* EXERCISE *
Go to the line that contains "What data populates" and extract it along with every line after it, exactly, through the end of the data below.

* Figure contents as structured data *

%%

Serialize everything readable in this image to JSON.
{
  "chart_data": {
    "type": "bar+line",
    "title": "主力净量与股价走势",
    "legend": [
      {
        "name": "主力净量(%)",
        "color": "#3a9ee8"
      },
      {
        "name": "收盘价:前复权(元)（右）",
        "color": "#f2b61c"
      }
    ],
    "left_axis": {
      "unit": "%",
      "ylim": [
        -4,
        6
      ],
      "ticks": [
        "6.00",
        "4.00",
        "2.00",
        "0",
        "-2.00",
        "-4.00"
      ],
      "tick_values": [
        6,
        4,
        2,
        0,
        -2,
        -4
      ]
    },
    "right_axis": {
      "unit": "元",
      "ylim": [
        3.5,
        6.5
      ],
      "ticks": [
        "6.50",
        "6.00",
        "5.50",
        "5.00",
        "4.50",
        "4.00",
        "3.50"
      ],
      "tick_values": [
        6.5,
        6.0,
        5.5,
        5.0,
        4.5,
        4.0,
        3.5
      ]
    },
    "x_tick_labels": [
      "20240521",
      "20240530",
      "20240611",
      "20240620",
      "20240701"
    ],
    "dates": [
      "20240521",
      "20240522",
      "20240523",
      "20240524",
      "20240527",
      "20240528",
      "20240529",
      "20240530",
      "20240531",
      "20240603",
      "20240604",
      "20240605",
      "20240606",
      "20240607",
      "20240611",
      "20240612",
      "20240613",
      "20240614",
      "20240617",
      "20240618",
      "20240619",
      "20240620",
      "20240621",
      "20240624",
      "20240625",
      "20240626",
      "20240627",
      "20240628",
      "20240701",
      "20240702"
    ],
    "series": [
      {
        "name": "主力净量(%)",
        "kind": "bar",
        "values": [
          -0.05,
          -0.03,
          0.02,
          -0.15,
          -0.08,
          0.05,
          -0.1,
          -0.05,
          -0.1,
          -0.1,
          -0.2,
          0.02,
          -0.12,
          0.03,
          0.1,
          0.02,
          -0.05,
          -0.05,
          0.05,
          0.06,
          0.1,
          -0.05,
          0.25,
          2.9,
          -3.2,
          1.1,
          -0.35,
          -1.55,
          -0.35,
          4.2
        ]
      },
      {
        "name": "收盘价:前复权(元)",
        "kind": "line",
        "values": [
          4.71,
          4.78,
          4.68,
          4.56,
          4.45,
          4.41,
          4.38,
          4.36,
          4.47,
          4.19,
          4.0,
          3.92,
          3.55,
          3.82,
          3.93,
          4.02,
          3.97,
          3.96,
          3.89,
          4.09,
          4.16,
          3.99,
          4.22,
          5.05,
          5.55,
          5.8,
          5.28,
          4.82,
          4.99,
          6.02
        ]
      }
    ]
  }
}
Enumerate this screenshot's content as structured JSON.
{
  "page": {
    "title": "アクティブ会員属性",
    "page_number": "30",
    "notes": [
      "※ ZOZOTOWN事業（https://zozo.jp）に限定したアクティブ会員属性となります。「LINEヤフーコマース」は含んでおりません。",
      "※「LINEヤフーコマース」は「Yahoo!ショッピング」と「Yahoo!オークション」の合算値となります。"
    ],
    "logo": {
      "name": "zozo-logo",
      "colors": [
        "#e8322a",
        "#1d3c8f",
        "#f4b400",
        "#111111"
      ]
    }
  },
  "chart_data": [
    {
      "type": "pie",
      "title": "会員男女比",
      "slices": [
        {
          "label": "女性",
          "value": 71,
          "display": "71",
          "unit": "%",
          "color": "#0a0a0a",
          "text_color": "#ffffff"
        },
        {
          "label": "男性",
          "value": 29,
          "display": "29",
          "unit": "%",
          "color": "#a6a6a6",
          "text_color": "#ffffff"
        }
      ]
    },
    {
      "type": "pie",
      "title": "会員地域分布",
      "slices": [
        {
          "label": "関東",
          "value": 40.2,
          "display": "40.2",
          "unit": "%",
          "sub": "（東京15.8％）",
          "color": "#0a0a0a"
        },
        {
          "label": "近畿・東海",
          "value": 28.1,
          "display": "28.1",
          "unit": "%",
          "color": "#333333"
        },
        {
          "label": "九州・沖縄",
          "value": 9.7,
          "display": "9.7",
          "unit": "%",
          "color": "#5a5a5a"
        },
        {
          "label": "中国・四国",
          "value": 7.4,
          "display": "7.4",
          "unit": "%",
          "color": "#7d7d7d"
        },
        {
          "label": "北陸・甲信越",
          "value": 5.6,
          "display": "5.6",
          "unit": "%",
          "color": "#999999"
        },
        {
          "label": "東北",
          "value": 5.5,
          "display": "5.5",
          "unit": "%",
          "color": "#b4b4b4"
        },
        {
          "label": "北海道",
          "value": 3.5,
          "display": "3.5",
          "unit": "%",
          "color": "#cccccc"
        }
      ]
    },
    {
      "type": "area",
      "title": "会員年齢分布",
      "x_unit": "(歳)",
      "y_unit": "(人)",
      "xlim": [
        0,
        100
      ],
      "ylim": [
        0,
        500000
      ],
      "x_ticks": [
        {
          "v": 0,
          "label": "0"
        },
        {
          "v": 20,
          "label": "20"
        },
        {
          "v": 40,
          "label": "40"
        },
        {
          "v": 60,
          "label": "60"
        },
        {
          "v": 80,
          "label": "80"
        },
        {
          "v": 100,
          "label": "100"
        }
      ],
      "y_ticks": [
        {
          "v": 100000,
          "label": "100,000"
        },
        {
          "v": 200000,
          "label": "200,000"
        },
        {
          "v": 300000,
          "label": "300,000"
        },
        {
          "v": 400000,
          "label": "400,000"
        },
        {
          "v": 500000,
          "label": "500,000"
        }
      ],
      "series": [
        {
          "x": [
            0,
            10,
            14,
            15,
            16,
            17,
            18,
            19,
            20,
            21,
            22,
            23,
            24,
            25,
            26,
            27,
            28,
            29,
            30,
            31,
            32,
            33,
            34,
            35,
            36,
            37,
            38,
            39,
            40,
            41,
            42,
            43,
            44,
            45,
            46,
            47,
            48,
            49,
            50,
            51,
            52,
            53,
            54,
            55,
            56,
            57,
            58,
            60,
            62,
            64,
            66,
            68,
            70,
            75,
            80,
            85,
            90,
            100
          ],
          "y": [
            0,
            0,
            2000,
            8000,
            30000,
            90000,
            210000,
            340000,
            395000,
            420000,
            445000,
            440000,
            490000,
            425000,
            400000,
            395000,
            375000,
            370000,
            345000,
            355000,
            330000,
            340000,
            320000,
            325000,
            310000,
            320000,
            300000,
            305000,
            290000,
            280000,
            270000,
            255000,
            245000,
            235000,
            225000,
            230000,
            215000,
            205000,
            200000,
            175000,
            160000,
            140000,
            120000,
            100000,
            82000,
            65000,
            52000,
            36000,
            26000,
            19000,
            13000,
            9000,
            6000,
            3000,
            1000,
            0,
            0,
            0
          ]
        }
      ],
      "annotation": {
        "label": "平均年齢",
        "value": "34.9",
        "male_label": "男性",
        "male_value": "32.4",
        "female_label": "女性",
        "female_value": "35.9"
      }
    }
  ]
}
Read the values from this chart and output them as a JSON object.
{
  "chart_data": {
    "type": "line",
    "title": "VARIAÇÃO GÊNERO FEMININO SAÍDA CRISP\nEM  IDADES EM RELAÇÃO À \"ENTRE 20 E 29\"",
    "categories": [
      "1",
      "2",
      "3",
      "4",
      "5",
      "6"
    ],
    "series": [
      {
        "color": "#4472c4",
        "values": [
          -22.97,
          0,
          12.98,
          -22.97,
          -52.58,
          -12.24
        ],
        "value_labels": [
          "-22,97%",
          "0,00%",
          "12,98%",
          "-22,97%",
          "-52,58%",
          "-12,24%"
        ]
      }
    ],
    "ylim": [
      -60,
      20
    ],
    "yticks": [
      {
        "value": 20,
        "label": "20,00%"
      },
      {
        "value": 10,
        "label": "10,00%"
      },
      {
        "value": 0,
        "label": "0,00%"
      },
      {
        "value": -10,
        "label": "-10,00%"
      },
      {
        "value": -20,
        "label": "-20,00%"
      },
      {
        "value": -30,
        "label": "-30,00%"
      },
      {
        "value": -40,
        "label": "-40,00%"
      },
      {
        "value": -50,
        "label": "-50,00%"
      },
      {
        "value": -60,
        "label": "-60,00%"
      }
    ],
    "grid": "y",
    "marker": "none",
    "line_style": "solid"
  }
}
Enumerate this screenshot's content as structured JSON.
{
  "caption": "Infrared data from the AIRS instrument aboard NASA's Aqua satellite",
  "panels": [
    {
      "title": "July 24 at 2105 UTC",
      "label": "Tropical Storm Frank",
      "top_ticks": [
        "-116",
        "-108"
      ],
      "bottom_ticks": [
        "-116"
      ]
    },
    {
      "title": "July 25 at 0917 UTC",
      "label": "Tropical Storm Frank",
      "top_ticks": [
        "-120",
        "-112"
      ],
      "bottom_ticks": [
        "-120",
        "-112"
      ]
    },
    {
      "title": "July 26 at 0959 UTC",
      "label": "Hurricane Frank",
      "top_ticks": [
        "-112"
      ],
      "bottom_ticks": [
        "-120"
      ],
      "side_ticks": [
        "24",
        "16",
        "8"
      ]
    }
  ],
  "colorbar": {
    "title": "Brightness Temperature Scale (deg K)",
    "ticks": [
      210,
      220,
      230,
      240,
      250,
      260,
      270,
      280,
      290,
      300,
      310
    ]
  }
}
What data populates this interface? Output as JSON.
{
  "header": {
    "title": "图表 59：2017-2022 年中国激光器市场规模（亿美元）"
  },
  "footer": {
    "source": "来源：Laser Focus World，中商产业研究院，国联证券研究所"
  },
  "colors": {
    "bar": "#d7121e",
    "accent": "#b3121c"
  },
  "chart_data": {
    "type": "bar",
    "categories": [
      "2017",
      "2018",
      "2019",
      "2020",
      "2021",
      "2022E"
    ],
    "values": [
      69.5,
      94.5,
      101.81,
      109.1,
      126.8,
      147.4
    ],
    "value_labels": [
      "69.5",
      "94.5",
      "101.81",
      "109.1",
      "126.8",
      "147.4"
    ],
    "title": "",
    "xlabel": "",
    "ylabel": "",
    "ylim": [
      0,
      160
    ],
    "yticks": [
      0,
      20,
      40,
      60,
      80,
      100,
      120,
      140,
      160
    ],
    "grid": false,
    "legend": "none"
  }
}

%%

* WORKED SOLUTION *
What data populates this interface? Output as JSON.
{
  "header": {
    "title": "图表 59：2017-2022 年中国激光器市场规模（亿美元）"
  },
  "footer": {
    "source": "来源：Laser Focus World，中商产业研究院，国联证券研究所"
  },
  "colors": {
    "bar": "#d7121e",
    "accent": "#b3121c"
  },
  "chart_data": {
    "type": "bar",
    "categories": [
      "2017",
      "2018",
      "2019",
      "2020",
      "2021",
      "2022E"
    ],
    "values": [
      69.5,
      94.5,
      101.81,
      109.1,
      126.8,
      147.4
    ],
    "value_labels": [
      "69.5",
      "94.5",
      "101.81",
      "109.1",
      "126.8",
      "147.4"
    ],
    "title": "",
    "xlabel": "",
    "ylabel": "",
    "ylim": [
      0,
      160
    ],
    "yticks": [
      0,
      20,
      40,
      60,
      80,
      100,
      120,
      140,
      160
    ],
    "grid": false,
    "legend": "none"
  }
}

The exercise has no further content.